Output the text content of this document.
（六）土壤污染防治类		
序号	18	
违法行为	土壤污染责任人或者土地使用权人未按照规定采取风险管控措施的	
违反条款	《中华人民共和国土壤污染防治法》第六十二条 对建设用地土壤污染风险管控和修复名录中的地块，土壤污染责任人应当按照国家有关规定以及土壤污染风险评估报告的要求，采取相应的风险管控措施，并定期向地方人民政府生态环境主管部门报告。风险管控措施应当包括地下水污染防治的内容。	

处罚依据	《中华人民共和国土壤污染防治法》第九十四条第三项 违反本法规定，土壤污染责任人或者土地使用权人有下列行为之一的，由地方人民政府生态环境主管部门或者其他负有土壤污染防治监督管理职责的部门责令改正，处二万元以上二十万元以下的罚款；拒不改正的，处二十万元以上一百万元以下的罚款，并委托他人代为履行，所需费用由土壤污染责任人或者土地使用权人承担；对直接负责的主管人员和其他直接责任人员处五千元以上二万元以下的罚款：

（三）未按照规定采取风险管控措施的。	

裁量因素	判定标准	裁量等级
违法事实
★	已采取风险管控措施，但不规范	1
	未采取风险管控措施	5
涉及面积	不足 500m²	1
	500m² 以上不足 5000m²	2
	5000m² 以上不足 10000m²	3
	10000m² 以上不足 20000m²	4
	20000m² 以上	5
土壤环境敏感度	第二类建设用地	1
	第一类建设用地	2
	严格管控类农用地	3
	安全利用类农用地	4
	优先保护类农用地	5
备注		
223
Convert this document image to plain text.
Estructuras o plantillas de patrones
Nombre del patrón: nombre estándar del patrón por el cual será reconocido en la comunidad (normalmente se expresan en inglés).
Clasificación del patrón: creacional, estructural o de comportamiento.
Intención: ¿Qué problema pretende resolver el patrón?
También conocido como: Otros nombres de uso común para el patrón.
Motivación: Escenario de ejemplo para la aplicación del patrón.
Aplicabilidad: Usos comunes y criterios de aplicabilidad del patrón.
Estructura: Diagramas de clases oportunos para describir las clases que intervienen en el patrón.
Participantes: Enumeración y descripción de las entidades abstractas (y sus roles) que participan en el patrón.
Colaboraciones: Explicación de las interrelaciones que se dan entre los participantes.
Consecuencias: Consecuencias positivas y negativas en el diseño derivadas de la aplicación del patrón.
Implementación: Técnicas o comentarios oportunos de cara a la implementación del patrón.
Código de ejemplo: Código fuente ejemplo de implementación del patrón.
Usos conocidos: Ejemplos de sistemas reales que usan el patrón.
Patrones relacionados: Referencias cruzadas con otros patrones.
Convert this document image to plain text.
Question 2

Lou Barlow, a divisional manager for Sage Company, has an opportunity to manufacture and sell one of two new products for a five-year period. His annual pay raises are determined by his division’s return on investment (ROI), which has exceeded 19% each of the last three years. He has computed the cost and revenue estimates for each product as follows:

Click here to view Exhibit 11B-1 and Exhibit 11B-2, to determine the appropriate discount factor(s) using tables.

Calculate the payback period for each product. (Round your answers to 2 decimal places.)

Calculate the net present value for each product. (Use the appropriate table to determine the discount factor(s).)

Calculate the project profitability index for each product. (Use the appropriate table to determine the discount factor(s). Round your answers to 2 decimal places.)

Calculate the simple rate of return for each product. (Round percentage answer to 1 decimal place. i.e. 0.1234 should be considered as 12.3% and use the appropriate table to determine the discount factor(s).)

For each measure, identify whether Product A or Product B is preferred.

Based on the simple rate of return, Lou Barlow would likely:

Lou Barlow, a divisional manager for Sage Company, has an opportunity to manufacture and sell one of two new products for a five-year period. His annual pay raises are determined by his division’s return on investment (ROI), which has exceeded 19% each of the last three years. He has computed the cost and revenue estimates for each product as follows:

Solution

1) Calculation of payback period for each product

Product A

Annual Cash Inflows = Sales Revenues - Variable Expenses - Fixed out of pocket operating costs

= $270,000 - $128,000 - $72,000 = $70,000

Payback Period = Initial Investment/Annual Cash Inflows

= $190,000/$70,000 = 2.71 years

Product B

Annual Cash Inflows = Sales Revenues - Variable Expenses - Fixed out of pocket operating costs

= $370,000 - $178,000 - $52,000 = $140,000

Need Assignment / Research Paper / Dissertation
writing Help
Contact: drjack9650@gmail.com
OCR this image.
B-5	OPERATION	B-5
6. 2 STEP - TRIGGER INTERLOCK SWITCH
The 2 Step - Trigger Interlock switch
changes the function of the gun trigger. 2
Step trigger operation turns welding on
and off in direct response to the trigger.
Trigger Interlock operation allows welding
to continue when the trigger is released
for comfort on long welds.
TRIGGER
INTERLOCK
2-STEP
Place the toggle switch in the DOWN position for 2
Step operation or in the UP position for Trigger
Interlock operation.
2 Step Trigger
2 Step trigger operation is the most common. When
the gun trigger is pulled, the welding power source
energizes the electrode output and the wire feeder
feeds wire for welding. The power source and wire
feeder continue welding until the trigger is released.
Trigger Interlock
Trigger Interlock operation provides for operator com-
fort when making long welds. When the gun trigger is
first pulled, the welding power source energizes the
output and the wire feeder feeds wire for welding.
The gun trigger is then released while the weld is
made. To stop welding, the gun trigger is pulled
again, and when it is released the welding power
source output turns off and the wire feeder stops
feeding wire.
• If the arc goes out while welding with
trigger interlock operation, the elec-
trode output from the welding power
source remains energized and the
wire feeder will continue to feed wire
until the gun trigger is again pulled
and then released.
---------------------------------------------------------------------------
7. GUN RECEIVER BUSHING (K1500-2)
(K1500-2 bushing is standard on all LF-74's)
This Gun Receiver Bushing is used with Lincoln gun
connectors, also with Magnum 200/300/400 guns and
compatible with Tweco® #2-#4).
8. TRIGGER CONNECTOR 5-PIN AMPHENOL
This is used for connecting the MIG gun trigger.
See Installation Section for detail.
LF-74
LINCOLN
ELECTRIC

★ ★ ★

Retype all of the entries precisely as they are.

Task result:
Output the text content of this document.
（六）土壤污染防治类		
序号	18	
违法行为	土壤污染责任人或者土地使用权人未按照规定采取风险管控措施的	
违反条款	《中华人民共和国土壤污染防治法》第六十二条 对建设用地土壤污染风险管控和修复名录中的地块，土壤污染责任人应当按照国家有关规定以及土壤污染风险评估报告的要求，采取相应的风险管控措施，并定期向地方人民政府生态环境主管部门报告。风险管控措施应当包括地下水污染防治的内容。	

处罚依据	《中华人民共和国土壤污染防治法》第九十四条第三项 违反本法规定，土壤污染责任人或者土地使用权人有下列行为之一的，由地方人民政府生态环境主管部门或者其他负有土壤污染防治监督管理职责的部门责令改正，处二万元以上二十万元以下的罚款；拒不改正的，处二十万元以上一百万元以下的罚款，并委托他人代为履行，所需费用由土壤污染责任人或者土地使用权人承担；对直接负责的主管人员和其他直接责任人员处五千元以上二万元以下的罚款：

（三）未按照规定采取风险管控措施的。	

裁量因素	判定标准	裁量等级
违法事实
★	已采取风险管控措施，但不规范	1
	未采取风险管控措施	5
涉及面积	不足 500m²	1
	500m² 以上不足 5000m²	2
	5000m² 以上不足 10000m²	3
	10000m² 以上不足 20000m²	4
	20000m² 以上	5
土壤环境敏感度	第二类建设用地	1
	第一类建设用地	2
	严格管控类农用地	3
	安全利用类农用地	4
	优先保护类农用地	5
备注		
223
Convert this document image to plain text.
Estructuras o plantillas de patrones
Nombre del patrón: nombre estándar del patrón por el cual será reconocido en la comunidad (normalmente se expresan en inglés).
Clasificación del patrón: creacional, estructural o de comportamiento.
Intención: ¿Qué problema pretende resolver el patrón?
También conocido como: Otros nombres de uso común para el patrón.
Motivación: Escenario de ejemplo para la aplicación del patrón.
Aplicabilidad: Usos comunes y criterios de aplicabilidad del patrón.
Estructura: Diagramas de clases oportunos para describir las clases que intervienen en el patrón.
Participantes: Enumeración y descripción de las entidades abstractas (y sus roles) que participan en el patrón.
Colaboraciones: Explicación de las interrelaciones que se dan entre los participantes.
Consecuencias: Consecuencias positivas y negativas en el diseño derivadas de la aplicación del patrón.
Implementación: Técnicas o comentarios oportunos de cara a la implementación del patrón.
Código de ejemplo: Código fuente ejemplo de implementación del patrón.
Usos conocidos: Ejemplos de sistemas reales que usan el patrón.
Patrones relacionados: Referencias cruzadas con otros patrones.
Convert this document image to plain text.
Question 2

Lou Barlow, a divisional manager for Sage Company, has an opportunity to manufacture and sell one of two new products for a five-year period. His annual pay raises are determined by his division’s return on investment (ROI), which has exceeded 19% each of the last three years. He has computed the cost and revenue estimates for each product as follows:

Click here to view Exhibit 11B-1 and Exhibit 11B-2, to determine the appropriate discount factor(s) using tables.

Calculate the payback period for each product. (Round your answers to 2 decimal places.)

Calculate the net present value for each product. (Use the appropriate table to determine the discount factor(s).)

Calculate the project profitability index for each product. (Use the appropriate table to determine the discount factor(s). Round your answers to 2 decimal places.)

Calculate the simple rate of return for each product. (Round percentage answer to 1 decimal place. i.e. 0.1234 should be considered as 12.3% and use the appropriate table to determine the discount factor(s).)

For each measure, identify whether Product A or Product B is preferred.

Based on the simple rate of return, Lou Barlow would likely:

Lou Barlow, a divisional manager for Sage Company, has an opportunity to manufacture and sell one of two new products for a five-year period. His annual pay raises are determined by his division’s return on investment (ROI), which has exceeded 19% each of the last three years. He has computed the cost and revenue estimates for each product as follows:

Solution

1) Calculation of payback period for each product

Product A

Annual Cash Inflows = Sales Revenues - Variable Expenses - Fixed out of pocket operating costs

= $270,000 - $128,000 - $72,000 = $70,000

Payback Period = Initial Investment/Annual Cash Inflows

= $190,000/$70,000 = 2.71 years

Product B

Annual Cash Inflows = Sales Revenues - Variable Expenses - Fixed out of pocket operating costs

= $370,000 - $178,000 - $52,000 = $140,000

Need Assignment / Research Paper / Dissertation
writing Help
Contact: drjack9650@gmail.com
OCR this image.
B-5	OPERATION	B-5
6. 2 STEP - TRIGGER INTERLOCK SWITCH
The 2 Step - Trigger Interlock switch
changes the function of the gun trigger. 2
Step trigger operation turns welding on
and off in direct response to the trigger.
Trigger Interlock operation allows welding
to continue when the trigger is released
for comfort on long welds.
TRIGGER
INTERLOCK
2-STEP
Place the toggle switch in the DOWN position for 2
Step operation or in the UP position for Trigger
Interlock operation.
2 Step Trigger
2 Step trigger operation is the most common. When
the gun trigger is pulled, the welding power source
energizes the electrode output and the wire feeder
feeds wire for welding. The power source and wire
feeder continue welding until the trigger is released.
Trigger Interlock
Trigger Interlock operation provides for operator com-
fort when making long welds. When the gun trigger is
first pulled, the welding power source energizes the
output and the wire feeder feeds wire for welding.
The gun trigger is then released while the weld is
made. To stop welding, the gun trigger is pulled
again, and when it is released the welding power
source output turns off and the wire feeder stops
feeding wire.
• If the arc goes out while welding with
trigger interlock operation, the elec-
trode output from the welding power
source remains energized and the
wire feeder will continue to feed wire
until the gun trigger is again pulled
and then released.
---------------------------------------------------------------------------
7. GUN RECEIVER BUSHING (K1500-2)
(K1500-2 bushing is standard on all LF-74's)
This Gun Receiver Bushing is used with Lincoln gun
connectors, also with Magnum 200/300/400 guns and
compatible with Tweco® #2-#4).
8. TRIGGER CONNECTOR 5-PIN AMPHENOL
This is used for connecting the MIG gun trigger.
See Installation Section for detail.
LF-74
LINCOLN
ELECTRIC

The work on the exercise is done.